Prompt A:
What IL7 regimen did the patient receive in the case report on PML during sarcoidosis?
Prompt B:
Write the next part of the case report on PML during sarcoidosis, picking up after its final sentence.

Page excerpt:
---

Abstract
Objective
To report the association of JC virus infection of the brain (progressive multifocal encephalopathy [PML]) during the course of sarcoidosis and the challenging balance between immune reconstitution under targeted cytokine interleukin 7 (IL7) therapy for PML and immunosuppression for sarcoidosis.
Methods
Original case report including deep sequencing (whole-exome sequencing) to exclude a primary immunodeficiency (PID) and review of the literature of cases of PML and sarcoidosis.
Results
We report and discuss here a challenging case of immune reconstitution with IL7 therapy for PML in sarcoidosis in a patient without evidence for underling PID or previous immunosuppressive therapy.
Conclusions
New targeted therapies in immunology and infectiology open the doors of more specific and more specialized therapies for patients with immunodeficiencies, autoimmune diseases, or cancers. However, before instauration of these treatments, the risk of immune reconstitution inflammatory syndrome and potential exacerbation of an underlying disease must be considered. It is particularly true in case of autoimmune disease such as sarcoidosis or lupus.
Progressive multifocal encephalopathy (PML) is a devasting demyelinating disease of the brain white matter described for the first time by Äström and colleagues in 1958 in a context of hematologic malignancy. PML is the consequence of the glial cell opportunistic infection by the human JC virus (JCV). Although asymptomatic JCV infection usually occurs in childhood and remains clinically silent in adult throughout life, active JCV replication in the brain could occurs in primary or secondary immunodeficiencies (mainly AIDS and hematologic malignancies) leading to PML. Immunosuppressive or immunomodulatory drugs such as natalizumab in MS or rituximab have already been linked to PML, and some cases have been reported in sarcoidosis with severe CD4+ lymphopenia.1 Currently, achievement of immune reconstitution is the only curative option. In this view, interleukin 7 (IL7) or anti-PD1 therapies have been suggested to help the control of JCV in standing the immune response to the virus.2–4
Case report
A 45-year-old man with PML was referred for acute respiratory failure and hypercalcemia after IL7 treatment in the context of underlying thoracic sarcoidosis. His medical history started 3 months with progressive dyspnea and cough revealing a mild micronodular infiltrate and mediastinal lymphadenopathy on the chest CT (figure). A bronchial biopsy showed a noncaseating granuloma. He developed severe lymphopenia up to 350/mm3 (normal > 1,500/mm3). Concomitantly, cognitive impairment (BREF 10/18; MMSE 25/30), frontal syndrome with perseverance, aphasia, and speech disturbance were noticed. First referred in psychiatry for unusual behavior, he was then hospitalized in the neurology department where the diagnosis of PML was made based on suggestive MRI demyelinating lesions of the white matter and positive JCV load in serum and CSF (figure and table 1). At this time, he did not receive any therapy for sarcoidosis. His cognitive impairment became worse (BREF 7/18; MMSE 17/30) during the first days of hospitalization, and a compassionate regiment of IL7 was started. Thanks to a 4-week regiment of IL7 at 10 mg/kg/wk, the neurologic symptoms improved, and the viral load felt to undetectable value (figure and table 1). Recent sharply demarcated erythema with fine scaling of seborrheic areas (presternal region and hairy zones of the face, scalp, and groin) along with erythemato-squamous plaques of the elbows was noticed, strongly suggestive of either sebopsoriasis or profuse seborrheic dermatitis. Skin biopsy with histopathologic examination demonstrated only nonspecific dermatitis without any granuloma, thus ruling out psoriasiform sarcoidosis. At the same time, the patient had hypercalcemia and required oxygen with a serious worsening of his micronodular lung infiltrate (figure). Bronchoalveolar lavage showed a predominant lymphocytosis (86%) with 5,8 CD4:CD8 ratio and negative microbiology. One 25-OH-vitamin D3 activity was elevated (143 ng/L, normal <90). Flare-up of sarcoidosis was suspected. He was then transferred to the intensive care unit for acute respiratory failure with a huge worsening of his interstitial lung disease treated with nasal oxygen, and hyperhydration was given with bisphosphonates (pamidronate 90 mg IV) to control calcemia (figure).

---

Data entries
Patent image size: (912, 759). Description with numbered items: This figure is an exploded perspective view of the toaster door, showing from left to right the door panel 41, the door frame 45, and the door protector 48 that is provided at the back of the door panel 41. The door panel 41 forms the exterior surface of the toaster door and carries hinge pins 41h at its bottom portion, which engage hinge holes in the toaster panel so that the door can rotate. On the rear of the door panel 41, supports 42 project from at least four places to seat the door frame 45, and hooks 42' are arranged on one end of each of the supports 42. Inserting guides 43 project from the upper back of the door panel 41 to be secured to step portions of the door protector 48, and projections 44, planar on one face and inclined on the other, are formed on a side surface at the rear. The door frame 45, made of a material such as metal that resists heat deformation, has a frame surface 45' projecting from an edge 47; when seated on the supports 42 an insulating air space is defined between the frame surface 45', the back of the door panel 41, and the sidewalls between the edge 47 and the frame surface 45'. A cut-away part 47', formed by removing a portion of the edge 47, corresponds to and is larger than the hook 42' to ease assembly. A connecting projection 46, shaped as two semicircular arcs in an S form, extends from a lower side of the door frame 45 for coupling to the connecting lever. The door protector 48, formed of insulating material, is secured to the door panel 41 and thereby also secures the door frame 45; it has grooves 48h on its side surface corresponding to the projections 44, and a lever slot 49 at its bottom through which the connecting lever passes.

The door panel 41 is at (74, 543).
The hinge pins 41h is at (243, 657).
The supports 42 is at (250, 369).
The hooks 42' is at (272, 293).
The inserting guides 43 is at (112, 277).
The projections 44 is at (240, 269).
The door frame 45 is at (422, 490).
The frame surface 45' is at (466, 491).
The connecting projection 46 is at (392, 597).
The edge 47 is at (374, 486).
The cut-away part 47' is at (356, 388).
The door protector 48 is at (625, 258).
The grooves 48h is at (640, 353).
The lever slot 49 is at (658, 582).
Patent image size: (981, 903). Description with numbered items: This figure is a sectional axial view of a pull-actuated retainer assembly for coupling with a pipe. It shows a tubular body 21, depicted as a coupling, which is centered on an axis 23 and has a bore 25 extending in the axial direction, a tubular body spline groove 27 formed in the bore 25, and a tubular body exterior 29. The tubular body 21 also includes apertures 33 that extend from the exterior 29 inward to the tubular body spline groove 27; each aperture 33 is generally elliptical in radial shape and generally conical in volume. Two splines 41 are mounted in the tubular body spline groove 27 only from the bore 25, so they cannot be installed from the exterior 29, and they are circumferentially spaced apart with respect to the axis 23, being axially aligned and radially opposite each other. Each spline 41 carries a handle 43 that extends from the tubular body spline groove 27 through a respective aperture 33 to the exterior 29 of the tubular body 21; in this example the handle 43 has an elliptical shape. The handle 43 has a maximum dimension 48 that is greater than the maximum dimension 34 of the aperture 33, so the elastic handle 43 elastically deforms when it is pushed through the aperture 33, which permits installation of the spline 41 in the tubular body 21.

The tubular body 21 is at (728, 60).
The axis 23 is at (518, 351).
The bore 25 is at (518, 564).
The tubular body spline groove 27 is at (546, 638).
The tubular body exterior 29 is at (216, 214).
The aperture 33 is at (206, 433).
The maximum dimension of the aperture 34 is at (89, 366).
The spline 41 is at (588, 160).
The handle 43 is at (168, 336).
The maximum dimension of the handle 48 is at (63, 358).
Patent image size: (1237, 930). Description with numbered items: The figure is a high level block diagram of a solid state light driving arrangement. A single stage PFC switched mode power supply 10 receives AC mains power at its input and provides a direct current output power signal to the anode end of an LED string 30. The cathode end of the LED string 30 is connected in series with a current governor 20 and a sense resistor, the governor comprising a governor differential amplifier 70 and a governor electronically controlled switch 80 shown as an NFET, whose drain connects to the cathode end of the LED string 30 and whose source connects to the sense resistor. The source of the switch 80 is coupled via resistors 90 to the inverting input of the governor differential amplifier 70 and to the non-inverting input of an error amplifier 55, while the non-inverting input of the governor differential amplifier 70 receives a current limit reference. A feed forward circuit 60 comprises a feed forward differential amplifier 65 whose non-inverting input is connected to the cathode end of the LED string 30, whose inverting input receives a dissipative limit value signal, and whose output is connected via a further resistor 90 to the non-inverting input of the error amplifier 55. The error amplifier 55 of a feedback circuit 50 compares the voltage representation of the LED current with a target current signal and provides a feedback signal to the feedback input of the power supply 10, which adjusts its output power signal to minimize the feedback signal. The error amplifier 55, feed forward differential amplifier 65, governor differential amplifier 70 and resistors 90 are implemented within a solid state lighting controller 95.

---

Reply A:
A 4-week regimen of IL7 at 10 mg/kg/wk.

Reply B:
Figure. PML and sarcoidosis evolution.
MRI (axial, fluid-attenuated inversion recovery [FLAIR] sequences) of the brain at diagnosis of PML (A) and after IL7 therapy (B) showing a regression of inflammatory lesions of the white matter of the frontoparietal lobes predominant in the left hemisphere of the brain. TDM of the chest before IL7 showing light micronodular interstitial infiltrate related to sarcoidosis (C), dramatic worsening after 4 doses of IL7 therapy related to immune reconstituting syndrome (D), and improvement 3 months later after IL7 discontinuation, steroids, and hydroxychloroquine (E).
Table 1.
Clinical and biological features
Several recent observations and cases series support the hypothesis of underlined inherited immunodeficiency in PML. Moreover, granuloma is a frequent symptom revealing a primary immunodeficiency (PID) (in almost 20% of cases in common variable immunodeficiency for example). In this way, we decide to perform thorough immunophenotyping and genetic explorations. Analysis of his immune status as well as whole-exome sequencing analysis of the patient with his 2 parents did not reveal any evidence for PID.
IL7 was stopped. An immunosuppressive treatment of sarcoidosis was introduced and associated with a tight control of blood JCV load (table 1). Solumedrol (40 mg, twice a day) was started, carefully relayed after 5 days by moderate dose of oral steroids (prednisone 30 mg/d) with a decreasing protocol for 6 months and prophylactic treatments (cotrimoxazole and valaciclovir). In addition, hydroxychloroquine (400 mg/d) was started as a steroid-sparing agent. Under these therapies, sarcoidosis and psoriasis improved. PML did not relapse during the 6 months of follow-up. However, the lymphopenia persisted around 600/mm3.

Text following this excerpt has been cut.